GIVEN EXERCISE: Copy out each line that mentions the word "logo".
[BEGIN SOURCE MATERIAL]
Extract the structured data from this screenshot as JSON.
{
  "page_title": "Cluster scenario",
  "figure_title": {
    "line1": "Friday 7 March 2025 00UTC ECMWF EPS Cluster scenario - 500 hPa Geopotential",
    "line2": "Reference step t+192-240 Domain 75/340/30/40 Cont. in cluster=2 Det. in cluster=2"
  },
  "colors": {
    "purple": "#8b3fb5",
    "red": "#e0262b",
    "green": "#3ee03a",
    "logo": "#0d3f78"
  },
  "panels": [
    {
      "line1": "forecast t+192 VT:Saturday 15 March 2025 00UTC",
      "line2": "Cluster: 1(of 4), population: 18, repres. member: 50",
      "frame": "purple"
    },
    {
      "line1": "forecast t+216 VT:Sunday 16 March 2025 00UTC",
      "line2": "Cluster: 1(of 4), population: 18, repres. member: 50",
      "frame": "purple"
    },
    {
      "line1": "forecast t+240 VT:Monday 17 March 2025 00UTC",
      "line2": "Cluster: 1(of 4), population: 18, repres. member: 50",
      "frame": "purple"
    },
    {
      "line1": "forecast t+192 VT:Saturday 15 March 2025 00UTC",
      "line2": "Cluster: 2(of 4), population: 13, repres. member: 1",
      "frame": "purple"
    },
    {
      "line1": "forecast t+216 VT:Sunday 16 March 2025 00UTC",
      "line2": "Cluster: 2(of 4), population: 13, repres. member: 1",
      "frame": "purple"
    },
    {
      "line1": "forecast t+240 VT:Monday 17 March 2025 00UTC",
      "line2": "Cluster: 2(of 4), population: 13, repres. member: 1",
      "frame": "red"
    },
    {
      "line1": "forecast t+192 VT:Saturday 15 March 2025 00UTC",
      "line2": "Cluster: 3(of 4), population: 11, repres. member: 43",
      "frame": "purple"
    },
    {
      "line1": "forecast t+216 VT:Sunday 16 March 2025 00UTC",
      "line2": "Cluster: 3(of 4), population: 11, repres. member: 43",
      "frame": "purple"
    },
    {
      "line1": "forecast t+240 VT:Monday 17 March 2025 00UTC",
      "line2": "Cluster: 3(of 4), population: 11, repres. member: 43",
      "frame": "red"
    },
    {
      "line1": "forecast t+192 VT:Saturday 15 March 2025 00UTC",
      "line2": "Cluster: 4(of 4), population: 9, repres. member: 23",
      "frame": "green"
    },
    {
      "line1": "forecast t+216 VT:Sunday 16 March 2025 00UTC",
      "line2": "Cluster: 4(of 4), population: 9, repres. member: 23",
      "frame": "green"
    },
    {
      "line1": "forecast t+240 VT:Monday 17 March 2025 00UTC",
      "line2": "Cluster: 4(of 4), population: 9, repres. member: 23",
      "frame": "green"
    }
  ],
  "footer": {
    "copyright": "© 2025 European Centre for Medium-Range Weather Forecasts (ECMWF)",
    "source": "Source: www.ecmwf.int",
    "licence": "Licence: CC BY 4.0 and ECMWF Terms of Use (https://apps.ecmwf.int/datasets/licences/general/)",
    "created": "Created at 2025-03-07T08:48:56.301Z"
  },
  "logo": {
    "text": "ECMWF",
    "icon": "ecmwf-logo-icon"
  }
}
[END SOURCE MATERIAL]
SOLVED PROBLEM:
    "logo": "#0d3f78"
  "logo": {
    "icon": "ecmwf-logo-icon"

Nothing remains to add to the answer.